(SET PROBLEM):
Each line that follows should be printed again exactly as it stands.

Data records
• • • • •

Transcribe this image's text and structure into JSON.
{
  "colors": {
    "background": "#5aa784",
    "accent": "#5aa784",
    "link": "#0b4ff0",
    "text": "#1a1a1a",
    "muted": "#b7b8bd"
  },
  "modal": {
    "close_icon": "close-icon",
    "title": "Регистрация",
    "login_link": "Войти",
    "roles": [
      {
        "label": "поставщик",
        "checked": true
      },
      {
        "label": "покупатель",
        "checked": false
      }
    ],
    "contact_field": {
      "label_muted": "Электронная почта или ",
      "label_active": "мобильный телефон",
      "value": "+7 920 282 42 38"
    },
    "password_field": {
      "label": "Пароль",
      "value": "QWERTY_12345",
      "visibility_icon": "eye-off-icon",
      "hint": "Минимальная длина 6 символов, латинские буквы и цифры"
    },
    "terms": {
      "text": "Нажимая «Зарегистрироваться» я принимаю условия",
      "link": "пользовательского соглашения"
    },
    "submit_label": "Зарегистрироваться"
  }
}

• • • • •

(SOLUTION):
Transcribe this image's text and structure into JSON.
{
  "colors": {
    "background": "#5aa784",
    "accent": "#5aa784",
    "link": "#0b4ff0",
    "text": "#1a1a1a",
    "muted": "#b7b8bd"
  },
  "modal": {
    "close_icon": "close-icon",
    "title": "Регистрация",
    "login_link": "Войти",
    "roles": [
      {
        "label": "поставщик",
        "checked": true
      },
      {
        "label": "покупатель",
        "checked": false
      }
    ],
    "contact_field": {
      "label_muted": "Электронная почта или ",
      "label_active": "мобильный телефон",
      "value": "+7 920 282 42 38"
    },
    "password_field": {
      "label": "Пароль",
      "value": "QWERTY_12345",
      "visibility_icon": "eye-off-icon",
      "hint": "Минимальная длина 6 символов, латинские буквы и цифры"
    },
    "terms": {
      "text": "Нажимая «Зарегистрироваться» я принимаю условия",
      "link": "пользовательского соглашения"
    },
    "submit_label": "Зарегистрироваться"
  }
}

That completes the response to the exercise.